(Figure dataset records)

(begin)

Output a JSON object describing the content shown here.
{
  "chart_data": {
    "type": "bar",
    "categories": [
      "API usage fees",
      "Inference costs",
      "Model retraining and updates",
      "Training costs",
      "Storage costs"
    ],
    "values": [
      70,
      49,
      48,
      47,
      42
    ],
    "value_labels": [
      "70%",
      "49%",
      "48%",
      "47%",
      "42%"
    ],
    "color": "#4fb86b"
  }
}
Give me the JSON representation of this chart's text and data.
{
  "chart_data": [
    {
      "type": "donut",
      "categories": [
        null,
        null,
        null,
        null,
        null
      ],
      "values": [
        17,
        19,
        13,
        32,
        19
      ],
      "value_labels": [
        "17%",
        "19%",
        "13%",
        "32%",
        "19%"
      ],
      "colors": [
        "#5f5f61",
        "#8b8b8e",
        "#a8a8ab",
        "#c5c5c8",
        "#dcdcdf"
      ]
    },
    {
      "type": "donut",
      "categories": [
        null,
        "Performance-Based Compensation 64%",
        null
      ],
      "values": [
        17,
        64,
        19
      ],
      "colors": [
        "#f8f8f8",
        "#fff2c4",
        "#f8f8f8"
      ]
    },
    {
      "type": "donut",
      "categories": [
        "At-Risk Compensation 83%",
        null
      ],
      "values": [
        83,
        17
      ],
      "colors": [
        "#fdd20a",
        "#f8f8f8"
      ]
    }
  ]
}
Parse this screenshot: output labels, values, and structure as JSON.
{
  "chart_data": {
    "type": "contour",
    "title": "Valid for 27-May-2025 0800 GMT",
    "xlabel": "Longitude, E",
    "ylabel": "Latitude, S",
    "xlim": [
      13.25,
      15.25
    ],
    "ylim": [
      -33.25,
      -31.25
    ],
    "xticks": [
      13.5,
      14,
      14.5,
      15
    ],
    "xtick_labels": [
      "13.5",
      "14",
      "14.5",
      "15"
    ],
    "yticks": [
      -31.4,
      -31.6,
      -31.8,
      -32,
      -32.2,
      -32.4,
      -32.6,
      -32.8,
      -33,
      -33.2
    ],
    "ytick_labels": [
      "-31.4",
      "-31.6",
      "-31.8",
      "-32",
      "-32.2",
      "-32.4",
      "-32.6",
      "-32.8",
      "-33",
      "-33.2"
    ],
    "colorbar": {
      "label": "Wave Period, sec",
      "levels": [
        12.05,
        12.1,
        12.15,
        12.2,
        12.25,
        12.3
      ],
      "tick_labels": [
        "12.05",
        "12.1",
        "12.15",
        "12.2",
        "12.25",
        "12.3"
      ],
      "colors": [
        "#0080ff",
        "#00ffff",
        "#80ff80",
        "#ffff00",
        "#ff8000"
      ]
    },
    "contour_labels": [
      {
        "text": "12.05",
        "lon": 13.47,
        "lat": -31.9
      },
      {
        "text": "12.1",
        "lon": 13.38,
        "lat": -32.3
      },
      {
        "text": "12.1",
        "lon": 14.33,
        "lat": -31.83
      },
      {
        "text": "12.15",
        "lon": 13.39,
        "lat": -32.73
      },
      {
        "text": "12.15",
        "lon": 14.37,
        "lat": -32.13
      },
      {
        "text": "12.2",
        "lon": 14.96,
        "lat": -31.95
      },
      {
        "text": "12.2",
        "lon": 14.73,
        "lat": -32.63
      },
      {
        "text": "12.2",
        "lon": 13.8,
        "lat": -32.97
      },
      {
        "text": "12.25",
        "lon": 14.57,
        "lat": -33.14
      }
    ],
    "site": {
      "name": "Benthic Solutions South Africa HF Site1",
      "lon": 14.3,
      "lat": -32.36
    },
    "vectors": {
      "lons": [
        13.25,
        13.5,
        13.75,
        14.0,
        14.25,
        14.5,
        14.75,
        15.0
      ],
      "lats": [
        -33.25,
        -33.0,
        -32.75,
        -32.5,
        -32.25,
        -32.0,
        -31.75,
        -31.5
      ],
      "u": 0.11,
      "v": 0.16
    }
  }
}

(end)

Write out the listing once more, matching it exactly.

Output a JSON object describing the content shown here.
{
  "chart_data": {
    "type": "bar",
    "categories": [
      "API usage fees",
      "Inference costs",
      "Model retraining and updates",
      "Training costs",
      "Storage costs"
    ],
    "values": [
      70,
      49,
      48,
      47,
      42
    ],
    "value_labels": [
      "70%",
      "49%",
      "48%",
      "47%",
      "42%"
    ],
    "color": "#4fb86b"
  }
}
Give me the JSON representation of this chart's text and data.
{
  "chart_data": [
    {
      "type": "donut",
      "categories": [
        null,
        null,
        null,
        null,
        null
      ],
      "values": [
        17,
        19,
        13,
        32,
        19
      ],
      "value_labels": [
        "17%",
        "19%",
        "13%",
        "32%",
        "19%"
      ],
      "colors": [
        "#5f5f61",
        "#8b8b8e",
        "#a8a8ab",
        "#c5c5c8",
        "#dcdcdf"
      ]
    },
    {
      "type": "donut",
      "categories": [
        null,
        "Performance-Based Compensation 64%",
        null
      ],
      "values": [
        17,
        64,
        19
      ],
      "colors": [
        "#f8f8f8",
        "#fff2c4",
        "#f8f8f8"
      ]
    },
    {
      "type": "donut",
      "categories": [
        "At-Risk Compensation 83%",
        null
      ],
      "values": [
        83,
        17
      ],
      "colors": [
        "#fdd20a",
        "#f8f8f8"
      ]
    }
  ]
}
Parse this screenshot: output labels, values, and structure as JSON.
{
  "chart_data": {
    "type": "contour",
    "title": "Valid for 27-May-2025 0800 GMT",
    "xlabel": "Longitude, E",
    "ylabel": "Latitude, S",
    "xlim": [
      13.25,
      15.25
    ],
    "ylim": [
      -33.25,
      -31.25
    ],
    "xticks": [
      13.5,
      14,
      14.5,
      15
    ],
    "xtick_labels": [
      "13.5",
      "14",
      "14.5",
      "15"
    ],
    "yticks": [
      -31.4,
      -31.6,
      -31.8,
      -32,
      -32.2,
      -32.4,
      -32.6,
      -32.8,
      -33,
      -33.2
    ],
    "ytick_labels": [
      "-31.4",
      "-31.6",
      "-31.8",
      "-32",
      "-32.2",
      "-32.4",
      "-32.6",
      "-32.8",
      "-33",
      "-33.2"
    ],
    "colorbar": {
      "label": "Wave Period, sec",
      "levels": [
        12.05,
        12.1,
        12.15,
        12.2,
        12.25,
        12.3
      ],
      "tick_labels": [
        "12.05",
        "12.1",
        "12.15",
        "12.2",
        "12.25",
        "12.3"
      ],
      "colors": [
        "#0080ff",
        "#00ffff",
        "#80ff80",
        "#ffff00",
        "#ff8000"
      ]
    },
    "contour_labels": [
      {
        "text": "12.05",
        "lon": 13.47,
        "lat": -31.9
      },
      {
        "text": "12.1",
        "lon": 13.38,
        "lat": -32.3
      },
      {
        "text": "12.1",
        "lon": 14.33,
        "lat": -31.83
      },
      {
        "text": "12.15",
        "lon": 13.39,
        "lat": -32.73
      },
      {
        "text": "12.15",
        "lon": 14.37,
        "lat": -32.13
      },
      {
        "text": "12.2",
        "lon": 14.96,
        "lat": -31.95
      },
      {
        "text": "12.2",
        "lon": 14.73,
        "lat": -32.63
      },
      {
        "text": "12.2",
        "lon": 13.8,
        "lat": -32.97
      },
      {
        "text": "12.25",
        "lon": 14.57,
        "lat": -33.14
      }
    ],
    "site": {
      "name": "Benthic Solutions South Africa HF Site1",
      "lon": 14.3,
      "lat": -32.36
    },
    "vectors": {
      "lons": [
        13.25,
        13.5,
        13.75,
        14.0,
        14.25,
        14.5,
        14.75,
        15.0
      ],
      "lats": [
        -33.25,
        -33.0,
        -32.75,
        -32.5,
        -32.25,
        -32.0,
        -31.75,
        -31.5
      ],
      "u": 0.11,
      "v": 0.16
    }
  }
}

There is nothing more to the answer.